* **WRITTEN INSTRUCTION**
Report how many lines in the records below contain the word "Auditory". Give only the number.

Records from a collection:

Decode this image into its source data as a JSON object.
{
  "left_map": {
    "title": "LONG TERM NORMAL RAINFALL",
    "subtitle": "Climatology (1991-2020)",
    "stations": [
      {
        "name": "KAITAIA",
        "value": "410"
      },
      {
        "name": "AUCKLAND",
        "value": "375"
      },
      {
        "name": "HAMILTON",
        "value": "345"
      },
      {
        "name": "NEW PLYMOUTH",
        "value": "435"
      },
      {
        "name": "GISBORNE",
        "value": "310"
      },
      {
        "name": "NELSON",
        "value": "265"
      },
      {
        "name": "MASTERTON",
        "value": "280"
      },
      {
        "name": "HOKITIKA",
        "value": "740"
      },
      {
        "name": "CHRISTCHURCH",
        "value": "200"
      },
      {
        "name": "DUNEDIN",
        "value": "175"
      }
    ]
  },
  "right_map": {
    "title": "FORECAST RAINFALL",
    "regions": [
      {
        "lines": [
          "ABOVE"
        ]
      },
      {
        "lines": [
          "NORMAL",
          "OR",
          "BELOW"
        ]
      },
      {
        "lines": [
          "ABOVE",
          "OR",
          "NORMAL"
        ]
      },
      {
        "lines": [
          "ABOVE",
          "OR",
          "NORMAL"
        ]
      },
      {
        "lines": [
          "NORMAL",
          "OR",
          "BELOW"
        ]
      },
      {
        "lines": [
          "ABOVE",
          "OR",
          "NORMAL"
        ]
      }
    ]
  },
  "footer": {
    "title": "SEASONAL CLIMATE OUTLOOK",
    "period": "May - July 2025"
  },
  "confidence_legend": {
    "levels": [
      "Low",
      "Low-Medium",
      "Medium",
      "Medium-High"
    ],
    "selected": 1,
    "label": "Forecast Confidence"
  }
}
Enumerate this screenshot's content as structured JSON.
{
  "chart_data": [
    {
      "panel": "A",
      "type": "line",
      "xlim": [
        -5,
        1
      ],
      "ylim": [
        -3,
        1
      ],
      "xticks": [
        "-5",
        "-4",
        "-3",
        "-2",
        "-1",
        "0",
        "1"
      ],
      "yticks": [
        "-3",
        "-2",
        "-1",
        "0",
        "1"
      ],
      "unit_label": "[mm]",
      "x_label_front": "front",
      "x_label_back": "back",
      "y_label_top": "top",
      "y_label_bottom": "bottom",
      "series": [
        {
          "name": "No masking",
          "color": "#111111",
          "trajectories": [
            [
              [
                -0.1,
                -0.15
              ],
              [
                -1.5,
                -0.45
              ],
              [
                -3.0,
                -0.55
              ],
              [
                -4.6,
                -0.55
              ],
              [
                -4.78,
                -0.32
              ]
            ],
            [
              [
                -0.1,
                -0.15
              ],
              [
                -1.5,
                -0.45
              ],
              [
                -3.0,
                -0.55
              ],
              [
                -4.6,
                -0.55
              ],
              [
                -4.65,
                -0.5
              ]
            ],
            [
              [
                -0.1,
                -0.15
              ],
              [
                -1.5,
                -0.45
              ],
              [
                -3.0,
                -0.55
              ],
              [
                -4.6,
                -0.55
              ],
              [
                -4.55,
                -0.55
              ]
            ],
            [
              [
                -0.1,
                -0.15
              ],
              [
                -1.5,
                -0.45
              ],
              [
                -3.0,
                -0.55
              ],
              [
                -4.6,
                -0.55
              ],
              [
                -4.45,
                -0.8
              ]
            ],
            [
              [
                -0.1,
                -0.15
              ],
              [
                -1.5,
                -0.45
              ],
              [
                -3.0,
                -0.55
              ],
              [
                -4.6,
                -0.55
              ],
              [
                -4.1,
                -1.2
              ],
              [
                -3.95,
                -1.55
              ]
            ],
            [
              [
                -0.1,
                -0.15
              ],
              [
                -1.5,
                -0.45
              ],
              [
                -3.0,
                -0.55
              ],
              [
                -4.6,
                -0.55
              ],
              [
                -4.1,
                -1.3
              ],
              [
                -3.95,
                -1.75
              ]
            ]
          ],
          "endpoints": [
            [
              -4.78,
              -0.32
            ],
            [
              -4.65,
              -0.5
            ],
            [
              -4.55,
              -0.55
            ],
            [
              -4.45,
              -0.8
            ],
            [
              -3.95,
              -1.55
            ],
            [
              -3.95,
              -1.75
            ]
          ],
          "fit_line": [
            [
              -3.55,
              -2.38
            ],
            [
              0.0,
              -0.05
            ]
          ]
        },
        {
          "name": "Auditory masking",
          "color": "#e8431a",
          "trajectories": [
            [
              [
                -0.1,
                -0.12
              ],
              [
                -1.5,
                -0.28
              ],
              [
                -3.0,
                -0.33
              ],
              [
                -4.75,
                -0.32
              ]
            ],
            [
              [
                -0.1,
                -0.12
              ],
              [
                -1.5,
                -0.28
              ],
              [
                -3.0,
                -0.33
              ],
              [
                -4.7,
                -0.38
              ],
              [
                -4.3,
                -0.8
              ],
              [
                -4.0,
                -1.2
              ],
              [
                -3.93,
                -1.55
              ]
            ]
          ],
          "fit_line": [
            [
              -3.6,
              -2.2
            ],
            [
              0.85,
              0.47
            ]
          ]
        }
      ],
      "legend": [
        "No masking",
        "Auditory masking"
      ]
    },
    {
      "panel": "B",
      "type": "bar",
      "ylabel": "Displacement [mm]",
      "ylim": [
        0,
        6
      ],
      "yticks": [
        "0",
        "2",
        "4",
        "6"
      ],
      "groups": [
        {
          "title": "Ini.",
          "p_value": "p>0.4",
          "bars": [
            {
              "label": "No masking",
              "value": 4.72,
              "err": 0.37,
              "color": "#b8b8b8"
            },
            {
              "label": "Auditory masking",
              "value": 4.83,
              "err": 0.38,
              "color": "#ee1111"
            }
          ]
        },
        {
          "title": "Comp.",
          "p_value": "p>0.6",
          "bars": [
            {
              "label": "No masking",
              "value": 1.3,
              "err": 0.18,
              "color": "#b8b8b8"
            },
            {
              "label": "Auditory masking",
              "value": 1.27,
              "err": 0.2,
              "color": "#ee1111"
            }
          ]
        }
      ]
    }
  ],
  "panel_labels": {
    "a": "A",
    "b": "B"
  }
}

* **COMPLETE OUTPUT**
4